Problem statement
Return every record verbatim.

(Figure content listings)
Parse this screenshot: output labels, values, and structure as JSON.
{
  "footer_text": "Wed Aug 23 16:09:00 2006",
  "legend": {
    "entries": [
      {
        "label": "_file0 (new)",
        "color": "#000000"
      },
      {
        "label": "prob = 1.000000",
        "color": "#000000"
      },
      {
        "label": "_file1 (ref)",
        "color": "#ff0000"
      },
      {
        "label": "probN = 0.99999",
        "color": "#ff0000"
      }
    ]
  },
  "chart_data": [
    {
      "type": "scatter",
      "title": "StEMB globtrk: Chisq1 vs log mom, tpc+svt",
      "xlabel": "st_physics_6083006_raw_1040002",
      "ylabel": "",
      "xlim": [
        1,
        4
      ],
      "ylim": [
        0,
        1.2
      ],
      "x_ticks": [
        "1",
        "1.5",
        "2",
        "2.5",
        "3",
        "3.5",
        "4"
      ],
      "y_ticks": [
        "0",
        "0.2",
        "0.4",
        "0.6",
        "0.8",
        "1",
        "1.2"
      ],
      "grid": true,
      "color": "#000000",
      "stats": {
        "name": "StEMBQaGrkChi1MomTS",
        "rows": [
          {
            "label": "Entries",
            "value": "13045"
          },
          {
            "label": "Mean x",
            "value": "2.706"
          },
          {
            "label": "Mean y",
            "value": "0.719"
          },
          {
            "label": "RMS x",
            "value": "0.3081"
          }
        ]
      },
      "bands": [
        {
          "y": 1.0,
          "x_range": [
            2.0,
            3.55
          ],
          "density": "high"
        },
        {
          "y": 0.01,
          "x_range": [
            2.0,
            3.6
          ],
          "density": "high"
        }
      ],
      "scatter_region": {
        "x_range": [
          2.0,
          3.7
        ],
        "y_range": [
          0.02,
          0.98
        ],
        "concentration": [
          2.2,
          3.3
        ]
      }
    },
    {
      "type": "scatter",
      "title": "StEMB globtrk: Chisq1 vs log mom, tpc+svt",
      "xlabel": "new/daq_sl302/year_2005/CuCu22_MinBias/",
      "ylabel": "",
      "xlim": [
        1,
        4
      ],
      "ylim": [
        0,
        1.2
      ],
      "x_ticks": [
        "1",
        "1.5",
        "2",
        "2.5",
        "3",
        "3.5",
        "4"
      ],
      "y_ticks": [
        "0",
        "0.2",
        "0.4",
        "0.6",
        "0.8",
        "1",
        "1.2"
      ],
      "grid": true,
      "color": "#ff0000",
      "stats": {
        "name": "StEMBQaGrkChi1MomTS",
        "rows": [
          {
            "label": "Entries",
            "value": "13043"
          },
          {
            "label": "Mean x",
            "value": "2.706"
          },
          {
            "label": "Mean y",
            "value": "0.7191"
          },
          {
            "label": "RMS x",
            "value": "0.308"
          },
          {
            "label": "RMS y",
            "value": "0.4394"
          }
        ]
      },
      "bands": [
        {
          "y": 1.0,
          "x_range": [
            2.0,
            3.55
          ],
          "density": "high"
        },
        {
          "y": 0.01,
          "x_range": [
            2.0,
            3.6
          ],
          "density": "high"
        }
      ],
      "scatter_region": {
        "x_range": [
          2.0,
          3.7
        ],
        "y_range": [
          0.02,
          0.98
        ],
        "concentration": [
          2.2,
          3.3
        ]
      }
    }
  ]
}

Response to this exercise
Parse this screenshot: output labels, values, and structure as JSON.
{
  "footer_text": "Wed Aug 23 16:09:00 2006",
  "legend": {
    "entries": [
      {
        "label": "_file0 (new)",
        "color": "#000000"
      },
      {
        "label": "prob = 1.000000",
        "color": "#000000"
      },
      {
        "label": "_file1 (ref)",
        "color": "#ff0000"
      },
      {
        "label": "probN = 0.99999",
        "color": "#ff0000"
      }
    ]
  },
  "chart_data": [
    {
      "type": "scatter",
      "title": "StEMB globtrk: Chisq1 vs log mom, tpc+svt",
      "xlabel": "st_physics_6083006_raw_1040002",
      "ylabel": "",
      "xlim": [
        1,
        4
      ],
      "ylim": [
        0,
        1.2
      ],
      "x_ticks": [
        "1",
        "1.5",
        "2",
        "2.5",
        "3",
        "3.5",
        "4"
      ],
      "y_ticks": [
        "0",
        "0.2",
        "0.4",
        "0.6",
        "0.8",
        "1",
        "1.2"
      ],
      "grid": true,
      "color": "#000000",
      "stats": {
        "name": "StEMBQaGrkChi1MomTS",
        "rows": [
          {
            "label": "Entries",
            "value": "13045"
          },
          {
            "label": "Mean x",
            "value": "2.706"
          },
          {
            "label": "Mean y",
            "value": "0.719"
          },
          {
            "label": "RMS x",
            "value": "0.3081"
          }
        ]
      },
      "bands": [
        {
          "y": 1.0,
          "x_range": [
            2.0,
            3.55
          ],
          "density": "high"
        },
        {
          "y": 0.01,
          "x_range": [
            2.0,
            3.6
          ],
          "density": "high"
        }
      ],
      "scatter_region": {
        "x_range": [
          2.0,
          3.7
        ],
        "y_range": [
          0.02,
          0.98
        ],
        "concentration": [
          2.2,
          3.3
        ]
      }
    },
    {
      "type": "scatter",
      "title": "StEMB globtrk: Chisq1 vs log mom, tpc+svt",
      "xlabel": "new/daq_sl302/year_2005/CuCu22_MinBias/",
      "ylabel": "",
      "xlim": [
        1,
        4
      ],
      "ylim": [
        0,
        1.2
      ],
      "x_ticks": [
        "1",
        "1.5",
        "2",
        "2.5",
        "3",
        "3.5",
        "4"
      ],
      "y_ticks": [
        "0",
        "0.2",
        "0.4",
        "0.6",
        "0.8",
        "1",
        "1.2"
      ],
      "grid": true,
      "color": "#ff0000",
      "stats": {
        "name": "StEMBQaGrkChi1MomTS",
        "rows": [
          {
            "label": "Entries",
            "value": "13043"
          },
          {
            "label": "Mean x",
            "value": "2.706"
          },
          {
            "label": "Mean y",
            "value": "0.7191"
          },
          {
            "label": "RMS x",
            "value": "0.308"
          },
          {
            "label": "RMS y",
            "value": "0.4394"
          }
        ]
      },
      "bands": [
        {
          "y": 1.0,
          "x_range": [
            2.0,
            3.55
          ],
          "density": "high"
        },
        {
          "y": 0.01,
          "x_range": [
            2.0,
            3.6
          ],
          "density": "high"
        }
      ],
      "scatter_region": {
        "x_range": [
          2.0,
          3.7
        ],
        "y_range": [
          0.02,
          0.98
        ],
        "concentration": [
          2.2,
          3.3
        ]
      }
    }
  ]
}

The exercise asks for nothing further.